Your reply should be made up of every line in the records below that holds the string "item".

** Opening Material shown block **

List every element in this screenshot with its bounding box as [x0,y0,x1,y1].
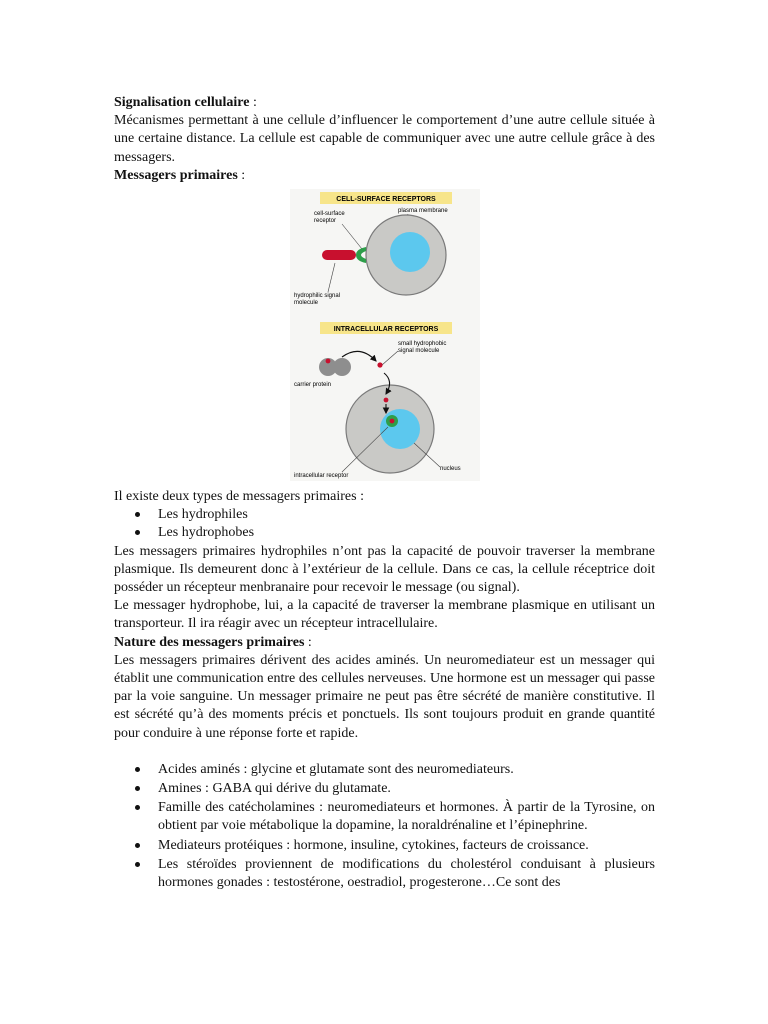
paragraph-hydrophobe: Le messager hydrophobe, lui, a la capacité de traverser la membrane plasmique en utilisant un transporteur. Il ira réagir avec un récepteur intracellulaire. [114,598,655,632]
list-item: Famille des catécholamines : neuromediateurs et hormones. À partir de la Tyrosine, on obtient par voie métabolique la dopamine, la noraldrénaline et l’épinephrine. [114,799,655,835]
list-nature [114,761,655,892]
list-item: Les hydrophiles [114,506,655,524]
paragraph-hydrophiles: Les messagers primaires hydrophiles n’ont pas la capacité de pouvoir traverser la membrane plasmique. Ils demeurent donc à l’extérieur de la cellule. Dans ce cas, la cellule réceptrice doit posséder un récepteur menbranaire pour recevoir le message (ou signal). [114,543,655,596]
carrier-protein-right [333,358,351,376]
label-nucleus: nucleus [440,466,461,473]
cell-surface-nucleus [390,232,430,272]
paragraph-intro-types: Il existe deux types de messagers primaires : [114,489,364,505]
label-small-hydrophobic-2: signal molecule [398,348,440,355]
label-intracellular-receptor: intracellular receptor [294,473,349,480]
blank-line [114,743,655,761]
label-hydrophilic-2: molecule [294,300,319,307]
paragraph-nature: Les messagers primaires dérivent des acides aminés. Un neuromediateur est un messager qui établit une communication entre des cellules nerveuses. Une hormone est un messager qui passe par la voie sanguine. Un messager primaire ne peut pas être sécrété de manière constitutive. Il est sécrété qu’à des moments précis et ponctuels. Ils sont toujours produit en grande quantité pour conduire à une réponse forte et rapide. [114,652,655,741]
hydrophilic-signal-molecule [322,250,356,260]
free-signal-molecule [377,362,382,367]
label-cell-surface-1: cell-surface [314,211,345,218]
label-cell-surface-2: receptor [314,218,337,225]
internal-signal-molecule [384,398,389,403]
list-types [114,506,655,542]
heading-messagers-primaires: Messagers primaires : [114,167,246,183]
paragraph-signalisation: Mécanismes permettant à une cellule d’influencer le comportement d’une autre cellule située à une certaine distance. La cellule est capable de communiquer avec une autre cellule grâce à des messagers. [114,113,655,165]
receptor-diagram [290,189,480,481]
label-carrier-protein: carrier protein [294,382,332,389]
panel1-title: CELL-SURFACE RECEPTORS [336,196,436,204]
label-hydrophilic-1: hydrophilic signal [294,293,341,300]
label-plasma-membrane: plasma membrane [398,208,448,215]
receptor-bound-signal [390,419,395,424]
receptor-figure [114,189,655,484]
list-item: Mediateurs protéiques : hormone, insuline, cytokines, facteurs de croissance. [114,837,655,855]
list-item: Acides aminés : glycine et glutamate sont des neuromediateurs. [114,761,655,779]
bound-signal-molecule [326,359,331,364]
document-body [114,94,655,893]
heading-nature-messagers: Nature des messagers primaires : [114,634,312,650]
list-item: Les hydrophobes [114,524,655,542]
label-small-hydrophobic-1: small hydrophobic [398,341,447,348]
panel2-title: INTRACELLULAR RECEPTORS [333,326,439,334]
heading-signalisation: Signalisation cellulaire : [114,95,257,110]
list-item: Les stéroïdes proviennent de modifications du cholestérol conduisant à plusieurs hormones gonades : testostérone, oestradiol, progesterone…Ce sont des [114,856,655,892]
list-item: Amines : GABA qui dérive du glutamate. [114,780,655,798]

** Closing Material shown block **

Your solution:
list-item: Famille des catécholamines : neuromediateurs et hormones. À partir de la Tyrosine, on obtient par voie métabolique la dopamine, la noraldrénaline et l’épinephrine. [114,799,655,835]
list-item: Les hydrophiles [114,506,655,524]
list-item: Mediateurs protéiques : hormone, insuline, cytokines, facteurs de croissance. [114,837,655,855]
list-item: Acides aminés : glycine et glutamate sont des neuromediateurs. [114,761,655,779]
list-item: Les hydrophobes [114,524,655,542]
list-item: Les stéroïdes proviennent de modifications du cholestérol conduisant à plusieurs hormones gonades : testostérone, oestradiol, progesterone…Ce sont des [114,856,655,892]
list-item: Amines : GABA qui dérive du glutamate. [114,780,655,798]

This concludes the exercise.